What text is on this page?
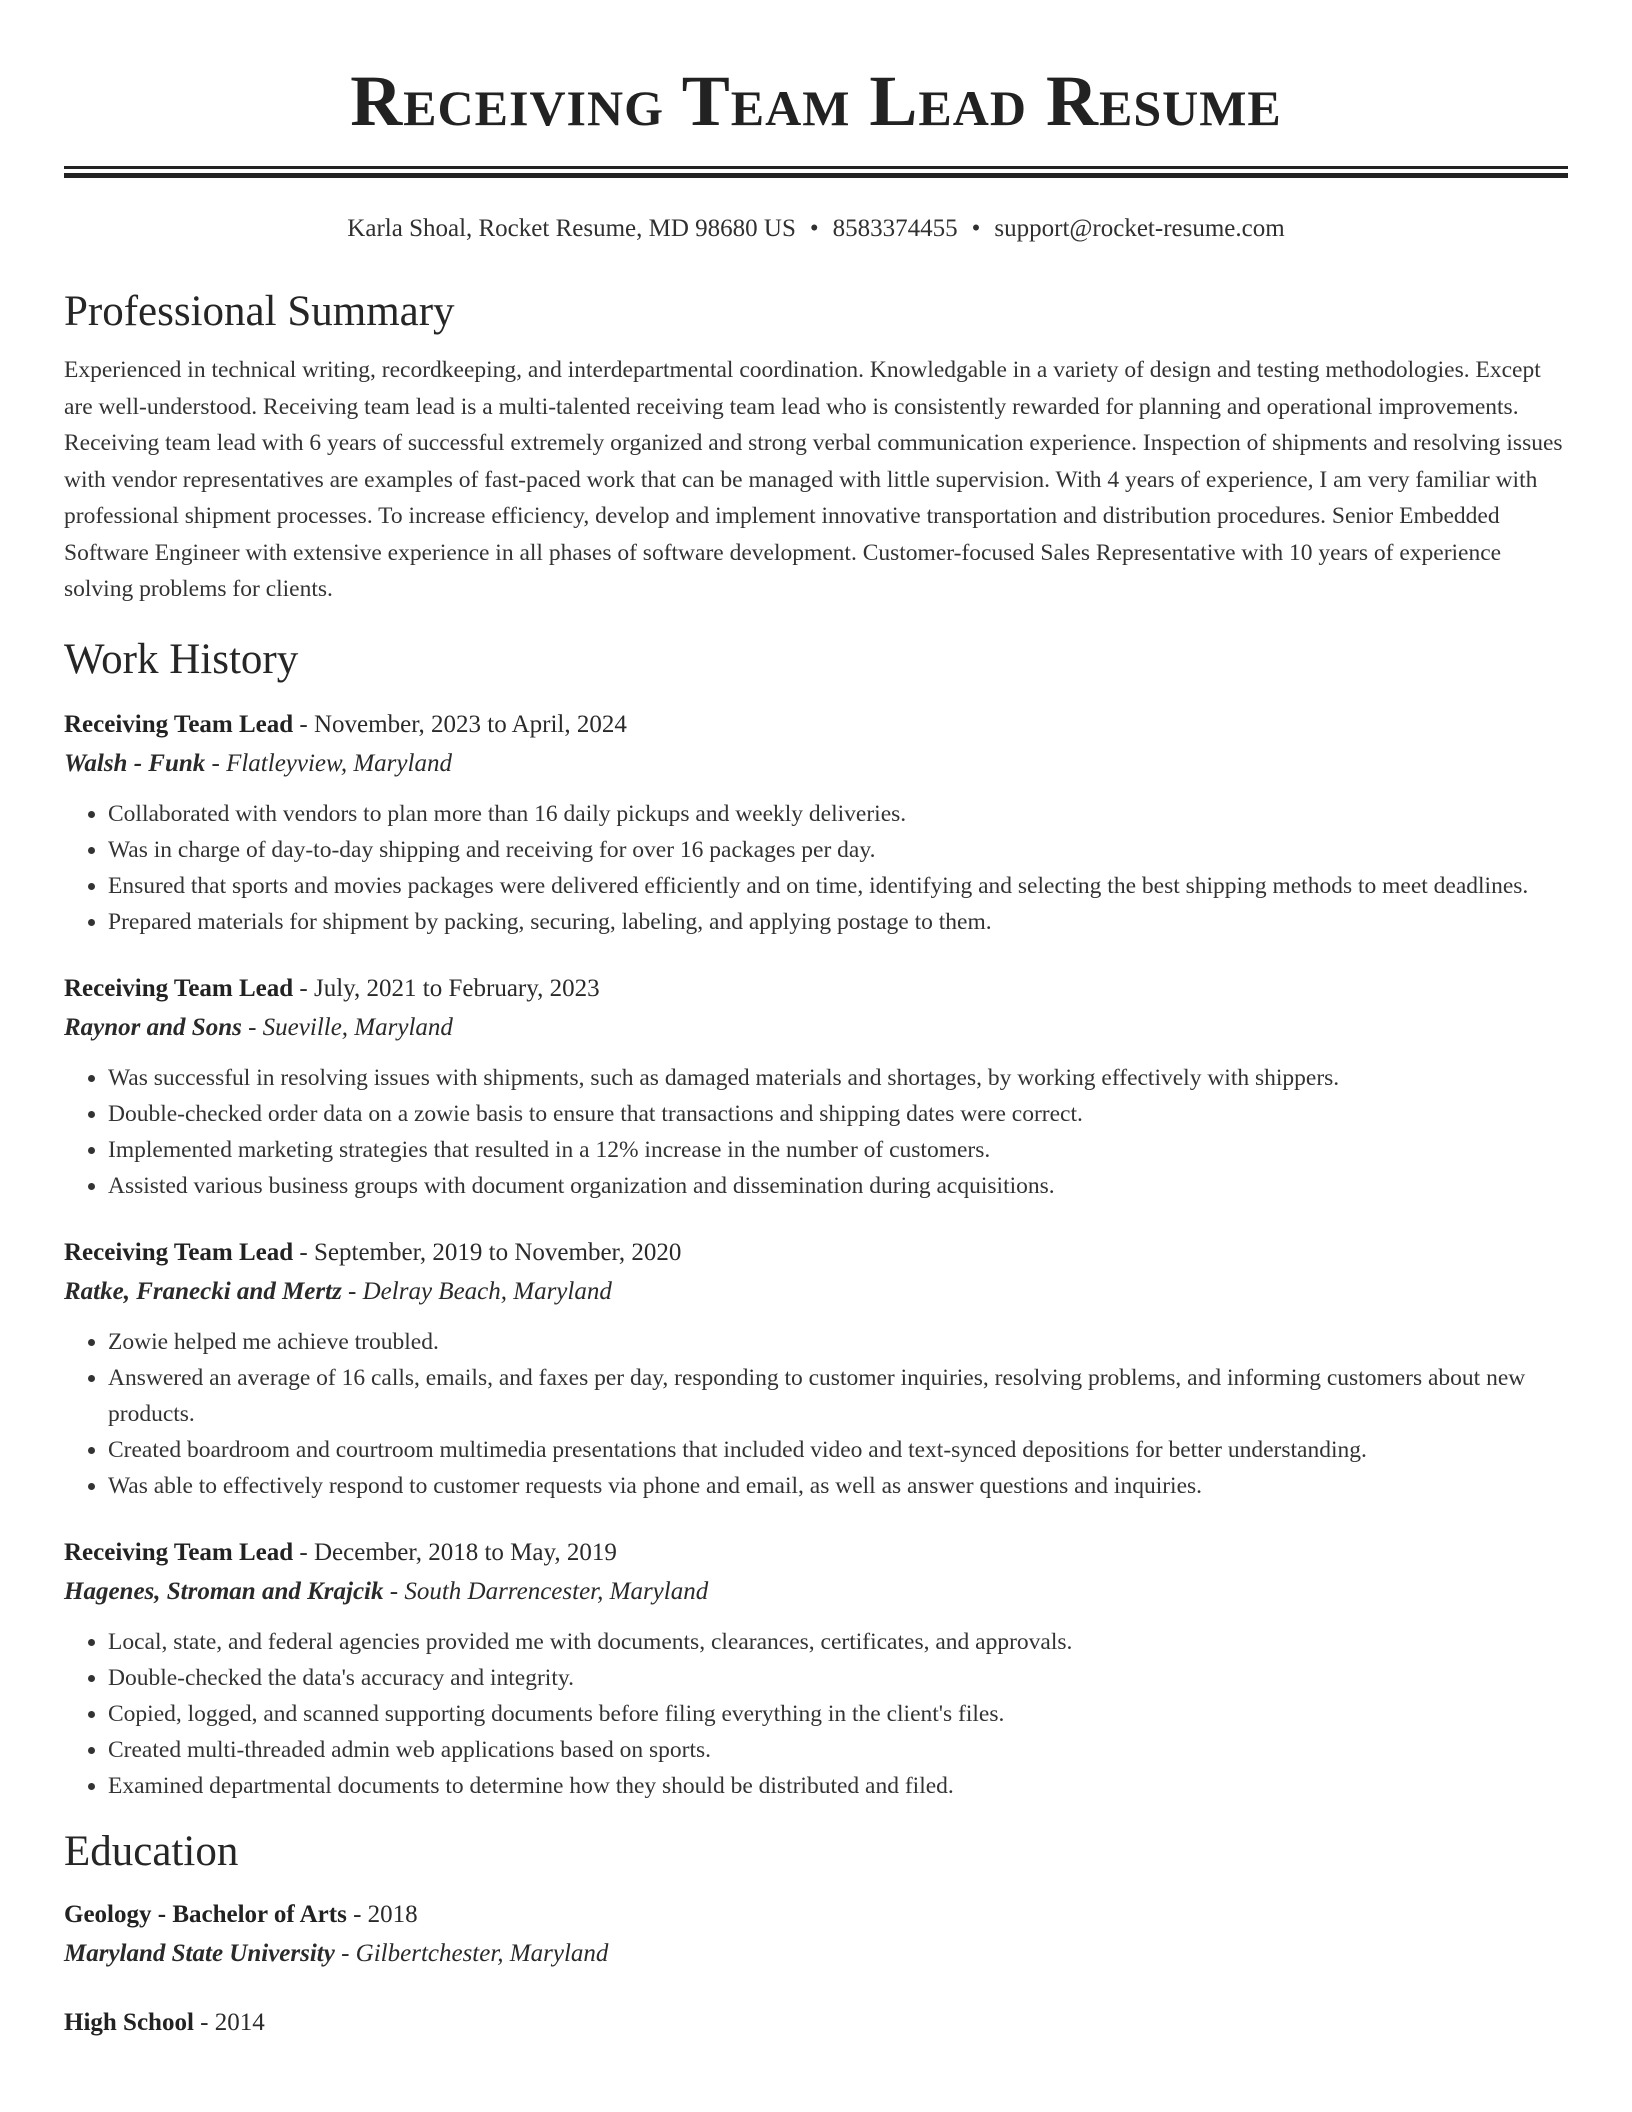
Receiving Team Lead Resume
Karla Shoal, Rocket Resume, MD 98680 US • 8583374455 • support@rocket-resume.com
Professional Summary
Experienced in technical writing, recordkeeping, and interdepartmental coordination. Knowledgable in a variety of design and testing methodologies. Except are well-understood. Receiving team lead is a multi-talented receiving team lead who is consistently rewarded for planning and operational improvements. Receiving team lead with 6 years of successful extremely organized and strong verbal communication experience. Inspection of shipments and resolving issues with vendor representatives are examples of fast-paced work that can be managed with little supervision. With 4 years of experience, I am very familiar with professional shipment processes. To increase efficiency, develop and implement innovative transportation and distribution procedures. Senior Embedded Software Engineer with extensive experience in all phases of software development. Customer-focused Sales Representative with 10 years of experience solving problems for clients.
Work History
Receiving Team Lead - November, 2023 to April, 2024
Walsh - Funk - Flatleyview, Maryland
• Collaborated with vendors to plan more than 16 daily pickups and weekly deliveries.
• Was in charge of day-to-day shipping and receiving for over 16 packages per day.
• Ensured that sports and movies packages were delivered efficiently and on time, identifying and selecting the best shipping methods to meet deadlines.
• Prepared materials for shipment by packing, securing, labeling, and applying postage to them.
Receiving Team Lead - July, 2021 to February, 2023
Raynor and Sons - Sueville, Maryland
• Was successful in resolving issues with shipments, such as damaged materials and shortages, by working effectively with shippers.
• Double-checked order data on a zowie basis to ensure that transactions and shipping dates were correct.
• Implemented marketing strategies that resulted in a 12% increase in the number of customers.
• Assisted various business groups with document organization and dissemination during acquisitions.
Receiving Team Lead - September, 2019 to November, 2020
Ratke, Franecki and Mertz - Delray Beach, Maryland
• Zowie helped me achieve troubled.
• Answered an average of 16 calls, emails, and faxes per day, responding to customer inquiries, resolving problems, and informing customers about new products.
• Created boardroom and courtroom multimedia presentations that included video and text-synced depositions for better understanding.
• Was able to effectively respond to customer requests via phone and email, as well as answer questions and inquiries.
Receiving Team Lead - December, 2018 to May, 2019
Hagenes, Stroman and Krajcik - South Darrencester, Maryland
• Local, state, and federal agencies provided me with documents, clearances, certificates, and approvals.
• Double-checked the data's accuracy and integrity.
• Copied, logged, and scanned supporting documents before filing everything in the client's files.
• Created multi-threaded admin web applications based on sports.
• Examined departmental documents to determine how they should be distributed and filed.
Education
Geology - Bachelor of Arts - 2018
Maryland State University - Gilbertchester, Maryland
High School - 2014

• ABOUT THIS EXERCISE: Search the records for the word "Maryland", then list every line that has it.

• WRITTEN SOLUTION:
Walsh - Funk - Flatleyview, Maryland
Raynor and Sons - Sueville, Maryland
Ratke, Franecki and Mertz - Delray Beach, Maryland
Hagenes, Stroman and Krajcik - South Darrencester, Maryland
Maryland State University - Gilbertchester, Maryland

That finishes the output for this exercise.